[What the task requires]
Collect each line of the entries that holds the string "cond".

* START Available records *

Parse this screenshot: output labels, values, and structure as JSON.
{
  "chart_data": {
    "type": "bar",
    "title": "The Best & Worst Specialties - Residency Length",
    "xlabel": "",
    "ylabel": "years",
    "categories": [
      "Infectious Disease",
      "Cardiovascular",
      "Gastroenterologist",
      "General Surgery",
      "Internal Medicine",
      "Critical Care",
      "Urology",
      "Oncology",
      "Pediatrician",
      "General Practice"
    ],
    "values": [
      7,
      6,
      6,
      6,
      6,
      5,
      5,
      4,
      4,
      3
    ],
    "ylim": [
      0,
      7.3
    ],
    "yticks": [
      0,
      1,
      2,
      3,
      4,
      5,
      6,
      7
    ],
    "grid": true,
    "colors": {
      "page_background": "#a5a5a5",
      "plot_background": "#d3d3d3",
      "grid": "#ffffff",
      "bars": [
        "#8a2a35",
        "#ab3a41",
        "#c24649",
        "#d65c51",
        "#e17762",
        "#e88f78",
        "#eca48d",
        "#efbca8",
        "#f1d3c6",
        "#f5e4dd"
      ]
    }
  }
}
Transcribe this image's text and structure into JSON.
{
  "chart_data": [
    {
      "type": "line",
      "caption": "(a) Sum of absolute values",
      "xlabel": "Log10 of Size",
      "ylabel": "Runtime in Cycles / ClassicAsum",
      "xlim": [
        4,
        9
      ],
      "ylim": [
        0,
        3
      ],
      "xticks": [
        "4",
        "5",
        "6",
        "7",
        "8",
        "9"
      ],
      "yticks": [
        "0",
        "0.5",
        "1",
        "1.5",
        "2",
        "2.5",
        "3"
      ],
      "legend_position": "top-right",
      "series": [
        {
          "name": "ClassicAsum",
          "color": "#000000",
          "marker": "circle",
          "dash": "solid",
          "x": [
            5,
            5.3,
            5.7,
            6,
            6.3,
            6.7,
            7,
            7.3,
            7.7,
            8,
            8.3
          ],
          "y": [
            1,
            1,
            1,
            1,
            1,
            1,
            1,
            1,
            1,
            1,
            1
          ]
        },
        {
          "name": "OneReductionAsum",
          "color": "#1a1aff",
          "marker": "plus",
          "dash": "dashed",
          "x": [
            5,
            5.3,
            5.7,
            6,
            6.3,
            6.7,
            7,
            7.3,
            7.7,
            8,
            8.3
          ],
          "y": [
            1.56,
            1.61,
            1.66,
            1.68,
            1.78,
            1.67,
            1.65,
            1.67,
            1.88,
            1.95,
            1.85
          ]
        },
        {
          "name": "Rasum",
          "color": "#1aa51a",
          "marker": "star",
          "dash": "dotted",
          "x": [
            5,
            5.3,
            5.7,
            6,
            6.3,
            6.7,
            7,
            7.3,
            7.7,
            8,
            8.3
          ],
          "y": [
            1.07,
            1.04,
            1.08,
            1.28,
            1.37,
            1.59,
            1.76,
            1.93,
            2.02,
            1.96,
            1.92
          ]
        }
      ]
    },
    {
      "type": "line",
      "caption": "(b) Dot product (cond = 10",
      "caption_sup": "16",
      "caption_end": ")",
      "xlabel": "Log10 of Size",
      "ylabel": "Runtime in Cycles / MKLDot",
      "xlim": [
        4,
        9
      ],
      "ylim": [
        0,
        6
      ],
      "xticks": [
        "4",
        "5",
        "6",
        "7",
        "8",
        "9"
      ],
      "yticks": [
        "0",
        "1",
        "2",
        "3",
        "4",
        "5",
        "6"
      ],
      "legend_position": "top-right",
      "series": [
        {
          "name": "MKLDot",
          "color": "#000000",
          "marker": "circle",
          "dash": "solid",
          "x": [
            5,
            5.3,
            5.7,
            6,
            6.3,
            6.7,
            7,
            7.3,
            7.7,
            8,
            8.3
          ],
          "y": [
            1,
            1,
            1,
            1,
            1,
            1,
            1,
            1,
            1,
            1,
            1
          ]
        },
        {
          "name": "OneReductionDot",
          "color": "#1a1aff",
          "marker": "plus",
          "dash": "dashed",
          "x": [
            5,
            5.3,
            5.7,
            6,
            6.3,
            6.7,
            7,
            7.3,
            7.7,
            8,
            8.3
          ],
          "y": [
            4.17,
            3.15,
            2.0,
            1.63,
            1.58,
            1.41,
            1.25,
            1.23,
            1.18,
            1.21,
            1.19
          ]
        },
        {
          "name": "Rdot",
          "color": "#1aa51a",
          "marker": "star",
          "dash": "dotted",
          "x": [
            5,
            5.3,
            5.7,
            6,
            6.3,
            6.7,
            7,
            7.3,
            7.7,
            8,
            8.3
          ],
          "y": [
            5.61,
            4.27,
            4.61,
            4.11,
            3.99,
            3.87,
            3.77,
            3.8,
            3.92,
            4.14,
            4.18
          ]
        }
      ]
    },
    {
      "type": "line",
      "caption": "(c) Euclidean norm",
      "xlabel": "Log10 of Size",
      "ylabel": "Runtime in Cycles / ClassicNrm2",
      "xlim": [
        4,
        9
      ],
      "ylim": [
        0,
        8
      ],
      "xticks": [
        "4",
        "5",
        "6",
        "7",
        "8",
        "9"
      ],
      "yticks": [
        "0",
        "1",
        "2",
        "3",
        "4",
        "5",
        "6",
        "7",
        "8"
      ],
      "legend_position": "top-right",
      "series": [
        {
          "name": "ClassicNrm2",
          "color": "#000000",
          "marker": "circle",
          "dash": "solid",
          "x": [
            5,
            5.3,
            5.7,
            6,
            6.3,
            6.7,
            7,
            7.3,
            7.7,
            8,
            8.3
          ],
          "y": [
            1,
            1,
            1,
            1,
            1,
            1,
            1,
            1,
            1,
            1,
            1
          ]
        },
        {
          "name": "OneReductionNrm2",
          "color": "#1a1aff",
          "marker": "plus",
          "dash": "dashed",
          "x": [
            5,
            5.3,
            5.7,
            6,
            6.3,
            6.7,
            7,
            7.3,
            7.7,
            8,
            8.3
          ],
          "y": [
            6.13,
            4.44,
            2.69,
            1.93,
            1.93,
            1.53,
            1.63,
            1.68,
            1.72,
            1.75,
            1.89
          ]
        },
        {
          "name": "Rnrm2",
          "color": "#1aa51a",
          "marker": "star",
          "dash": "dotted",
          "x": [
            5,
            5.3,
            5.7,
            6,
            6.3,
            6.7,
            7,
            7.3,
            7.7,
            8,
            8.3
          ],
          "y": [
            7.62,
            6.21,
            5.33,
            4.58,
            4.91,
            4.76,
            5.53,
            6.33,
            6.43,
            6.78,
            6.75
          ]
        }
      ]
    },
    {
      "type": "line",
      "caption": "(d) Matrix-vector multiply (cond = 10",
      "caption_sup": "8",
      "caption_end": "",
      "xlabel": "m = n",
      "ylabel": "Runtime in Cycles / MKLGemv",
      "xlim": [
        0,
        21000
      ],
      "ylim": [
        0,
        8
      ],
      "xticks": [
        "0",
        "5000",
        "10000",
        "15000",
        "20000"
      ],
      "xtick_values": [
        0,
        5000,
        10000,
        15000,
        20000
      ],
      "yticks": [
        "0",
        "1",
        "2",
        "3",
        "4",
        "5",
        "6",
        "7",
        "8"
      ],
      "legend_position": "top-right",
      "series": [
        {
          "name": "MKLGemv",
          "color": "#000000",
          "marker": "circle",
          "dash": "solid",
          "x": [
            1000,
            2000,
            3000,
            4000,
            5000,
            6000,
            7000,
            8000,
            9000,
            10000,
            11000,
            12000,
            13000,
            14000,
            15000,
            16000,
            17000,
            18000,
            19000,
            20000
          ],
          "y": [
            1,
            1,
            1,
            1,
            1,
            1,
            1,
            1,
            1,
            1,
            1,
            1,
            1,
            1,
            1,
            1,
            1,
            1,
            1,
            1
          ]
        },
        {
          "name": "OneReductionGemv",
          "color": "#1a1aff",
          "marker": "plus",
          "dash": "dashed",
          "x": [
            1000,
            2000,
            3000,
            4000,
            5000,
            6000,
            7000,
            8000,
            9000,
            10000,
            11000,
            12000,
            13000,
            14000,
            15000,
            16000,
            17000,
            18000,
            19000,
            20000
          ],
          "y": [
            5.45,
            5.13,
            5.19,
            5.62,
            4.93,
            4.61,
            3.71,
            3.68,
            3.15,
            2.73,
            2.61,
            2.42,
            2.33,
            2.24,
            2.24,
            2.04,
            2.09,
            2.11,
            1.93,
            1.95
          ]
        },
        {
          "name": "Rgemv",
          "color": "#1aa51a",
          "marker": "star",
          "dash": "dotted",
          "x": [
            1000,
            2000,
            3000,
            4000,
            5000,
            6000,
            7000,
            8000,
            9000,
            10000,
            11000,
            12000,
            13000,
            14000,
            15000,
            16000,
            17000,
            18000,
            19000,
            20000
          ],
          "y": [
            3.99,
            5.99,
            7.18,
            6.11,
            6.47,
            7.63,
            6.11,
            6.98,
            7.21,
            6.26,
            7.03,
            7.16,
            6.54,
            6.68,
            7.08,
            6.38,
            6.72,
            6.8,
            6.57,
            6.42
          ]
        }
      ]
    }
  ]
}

* END Available records *

[Full output]
      "caption": "(b) Dot product (cond = 10",
      "caption": "(d) Matrix-vector multiply (cond = 10",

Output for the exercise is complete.